→ **JOB A**: Could you put the records from the start through the line containing "visibility-icon[interactable] bbox=[737, 27, 767, 57]" into a JSON list of strings, with one string per line and blank lines omitted?

====== TEXT SEGMENT ======

A demonstrator makes a heart sign while protesting after curfew Sunday, May 31, 2020, in Minneapolis.Protests continued following the death of George Floyd, who died after being restrained by Minneapolis police officers on Memorial Day. (AP Photo/Julio Cortez)

It seems like an overly simple question for what must be a highly complicated, multipronged, very uncomfortable answer — but here goes: What needs to be changed?

I don’t ask this question hoping the answer will shut up the protesters because I don’t want the protesters to be quiet until we fully hear what they’re saying.

But I also know that 1,000 protesters will give 1,000 varied answers to that question — so I’m going to start with one voice: Sherrilyn Ifill.

In an article she wrote for Slate.com, Ifill, the head of the NAACP Legal Defense and Educational Fund, lays out some very actionable answers to the question of “what needs to be changed?”

======

→ **JOB B**: Can you carry the text about the protests after George Floyd's death forward from its last sentence?

====== SUPPLIED DATA ======

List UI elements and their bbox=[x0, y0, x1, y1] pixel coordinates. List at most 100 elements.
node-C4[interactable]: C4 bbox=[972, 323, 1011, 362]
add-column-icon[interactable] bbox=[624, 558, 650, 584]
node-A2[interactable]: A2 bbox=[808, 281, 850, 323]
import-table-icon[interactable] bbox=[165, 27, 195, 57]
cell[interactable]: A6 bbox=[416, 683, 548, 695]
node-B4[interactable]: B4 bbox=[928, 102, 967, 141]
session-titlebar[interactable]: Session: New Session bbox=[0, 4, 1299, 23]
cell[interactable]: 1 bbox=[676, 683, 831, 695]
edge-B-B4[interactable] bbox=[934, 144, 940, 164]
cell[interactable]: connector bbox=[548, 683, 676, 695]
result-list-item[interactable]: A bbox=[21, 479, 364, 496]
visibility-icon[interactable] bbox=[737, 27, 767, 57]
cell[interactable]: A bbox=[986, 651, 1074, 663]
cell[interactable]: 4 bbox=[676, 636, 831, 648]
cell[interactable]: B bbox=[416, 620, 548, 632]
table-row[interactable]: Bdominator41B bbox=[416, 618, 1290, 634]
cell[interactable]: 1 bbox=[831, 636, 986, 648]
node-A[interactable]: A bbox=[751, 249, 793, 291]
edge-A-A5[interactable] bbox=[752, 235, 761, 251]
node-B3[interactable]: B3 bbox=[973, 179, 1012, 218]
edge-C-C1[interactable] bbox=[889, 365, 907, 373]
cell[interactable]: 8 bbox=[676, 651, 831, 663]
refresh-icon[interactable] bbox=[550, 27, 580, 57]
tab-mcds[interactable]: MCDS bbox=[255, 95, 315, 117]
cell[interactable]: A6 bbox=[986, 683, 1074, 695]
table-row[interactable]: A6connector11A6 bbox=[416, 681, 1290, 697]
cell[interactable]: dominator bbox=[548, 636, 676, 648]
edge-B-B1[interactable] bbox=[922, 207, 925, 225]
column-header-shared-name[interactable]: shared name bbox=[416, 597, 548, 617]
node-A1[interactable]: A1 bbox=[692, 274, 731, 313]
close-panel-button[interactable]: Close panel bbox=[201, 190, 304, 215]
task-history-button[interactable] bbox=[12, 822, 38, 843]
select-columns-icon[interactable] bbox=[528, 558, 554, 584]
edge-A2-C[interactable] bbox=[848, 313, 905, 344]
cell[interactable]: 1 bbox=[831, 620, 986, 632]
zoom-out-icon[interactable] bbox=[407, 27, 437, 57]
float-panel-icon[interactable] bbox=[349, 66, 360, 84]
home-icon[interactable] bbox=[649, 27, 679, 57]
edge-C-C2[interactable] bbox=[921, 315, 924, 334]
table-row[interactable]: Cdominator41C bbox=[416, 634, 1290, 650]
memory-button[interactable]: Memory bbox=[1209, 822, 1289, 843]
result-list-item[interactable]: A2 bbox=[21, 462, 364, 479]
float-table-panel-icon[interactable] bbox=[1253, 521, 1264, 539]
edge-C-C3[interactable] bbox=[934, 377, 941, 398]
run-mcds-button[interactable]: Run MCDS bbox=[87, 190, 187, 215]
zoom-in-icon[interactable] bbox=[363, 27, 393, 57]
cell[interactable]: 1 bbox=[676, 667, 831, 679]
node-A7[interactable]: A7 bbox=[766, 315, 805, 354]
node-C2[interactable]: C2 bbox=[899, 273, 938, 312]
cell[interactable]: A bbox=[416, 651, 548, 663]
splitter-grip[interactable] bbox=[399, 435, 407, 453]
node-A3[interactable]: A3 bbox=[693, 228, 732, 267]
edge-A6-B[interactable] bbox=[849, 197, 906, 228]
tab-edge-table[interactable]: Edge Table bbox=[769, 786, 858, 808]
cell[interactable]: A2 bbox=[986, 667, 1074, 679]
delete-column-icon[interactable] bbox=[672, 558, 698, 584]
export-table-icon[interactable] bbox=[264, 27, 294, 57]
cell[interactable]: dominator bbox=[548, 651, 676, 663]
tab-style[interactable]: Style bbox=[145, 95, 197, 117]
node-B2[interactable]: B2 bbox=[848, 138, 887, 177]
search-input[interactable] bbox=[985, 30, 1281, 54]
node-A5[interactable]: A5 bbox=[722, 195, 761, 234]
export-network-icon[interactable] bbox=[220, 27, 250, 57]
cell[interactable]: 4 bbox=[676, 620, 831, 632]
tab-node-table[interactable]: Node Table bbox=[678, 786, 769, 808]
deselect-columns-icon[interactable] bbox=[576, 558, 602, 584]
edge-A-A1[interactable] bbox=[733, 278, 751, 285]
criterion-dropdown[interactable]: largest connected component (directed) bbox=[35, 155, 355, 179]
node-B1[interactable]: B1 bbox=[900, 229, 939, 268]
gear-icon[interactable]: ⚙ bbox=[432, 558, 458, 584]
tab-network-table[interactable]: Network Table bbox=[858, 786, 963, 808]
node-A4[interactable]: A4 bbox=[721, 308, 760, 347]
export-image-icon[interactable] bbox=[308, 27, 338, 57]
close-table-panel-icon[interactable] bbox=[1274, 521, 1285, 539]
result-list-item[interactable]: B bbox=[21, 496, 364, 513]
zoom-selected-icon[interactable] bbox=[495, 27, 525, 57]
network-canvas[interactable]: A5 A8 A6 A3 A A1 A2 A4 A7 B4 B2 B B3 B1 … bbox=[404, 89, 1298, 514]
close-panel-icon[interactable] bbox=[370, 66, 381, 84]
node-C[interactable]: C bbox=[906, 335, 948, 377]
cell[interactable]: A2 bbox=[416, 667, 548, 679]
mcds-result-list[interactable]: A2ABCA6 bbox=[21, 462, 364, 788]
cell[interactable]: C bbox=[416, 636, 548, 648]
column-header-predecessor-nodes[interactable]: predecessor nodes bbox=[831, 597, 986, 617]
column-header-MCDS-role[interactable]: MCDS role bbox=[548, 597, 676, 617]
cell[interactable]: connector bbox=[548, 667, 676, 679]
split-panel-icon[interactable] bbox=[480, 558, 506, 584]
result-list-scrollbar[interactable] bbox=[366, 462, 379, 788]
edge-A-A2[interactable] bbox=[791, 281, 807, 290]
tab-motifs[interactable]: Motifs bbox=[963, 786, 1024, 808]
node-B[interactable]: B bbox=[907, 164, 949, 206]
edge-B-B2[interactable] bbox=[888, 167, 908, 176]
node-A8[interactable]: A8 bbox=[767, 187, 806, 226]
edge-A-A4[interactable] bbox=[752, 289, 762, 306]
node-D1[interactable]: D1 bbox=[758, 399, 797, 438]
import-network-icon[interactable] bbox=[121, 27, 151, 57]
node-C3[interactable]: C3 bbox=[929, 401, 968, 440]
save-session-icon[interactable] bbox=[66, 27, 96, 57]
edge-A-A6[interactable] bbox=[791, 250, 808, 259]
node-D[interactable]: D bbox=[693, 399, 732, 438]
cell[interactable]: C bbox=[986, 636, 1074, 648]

======

→ **EXERCISE OUTPUT A**:
[
  "List UI elements and their bbox=[x0, y0, x1, y1] pixel coordinates. List at most 100 elements.",
  "node-C4[interactable]: C4 bbox=[972, 323, 1011, 362]",
  "add-column-icon[interactable] bbox=[624, 558, 650, 584]",
  "node-A2[interactable]: A2 bbox=[808, 281, 850, 323]",
  "import-table-icon[interactable] bbox=[165, 27, 195, 57]",
  "cell[interactable]: A6 bbox=[416, 683, 548, 695]",
  "node-B4[interactable]: B4 bbox=[928, 102, 967, 141]",
  "session-titlebar[interactable]: Session: New Session bbox=[0, 4, 1299, 23]",
  "cell[interactable]: 1 bbox=[676, 683, 831, 695]",
  "edge-B-B4[interactable] bbox=[934, 144, 940, 164]",
  "cell[interactable]: connector bbox=[548, 683, 676, 695]",
  "result-list-item[interactable]: A bbox=[21, 479, 364, 496]",
  "visibility-icon[interactable] bbox=[737, 27, 767, 57]"
]

→ **EXERCISE OUTPUT B**:
While I don’t agree with everything she proposes, what’s very encouraging to me is that the majority of her suggestions are suggestions the majority of us can agree upon — so let’s start there.


Ms. Ifill wants a national database of police officers fired for misconduct and bar those bad cops from future employment in any law enforcement agency.

For those who don’t think the federal government should be deciding whom local departments can hire, they should reference her suggestion of withholding federal funds from local law enforcement agencies that hire bad cops or have suspicious levels of in-custody deaths.

She’d like to change police union contracts that shield officers from accountability for their misconduct and remove protections for officers who witness misconduct by their fellow officers and do nothing to stop it. 

Cops who don’t act to protect the lives of citizens from out-of-control officers also don’t deserve to wear a badge.

And Sherrilyn Ifill, a lawyer, would like to reform the legal concept of “qualified immunity.” That’s a legal defense that shields government officials from the consequences of their reasonable acts. People from across the political spectrum agree, however, that this immunity is too often extended to police officers who engage in unreasonable acts of violence.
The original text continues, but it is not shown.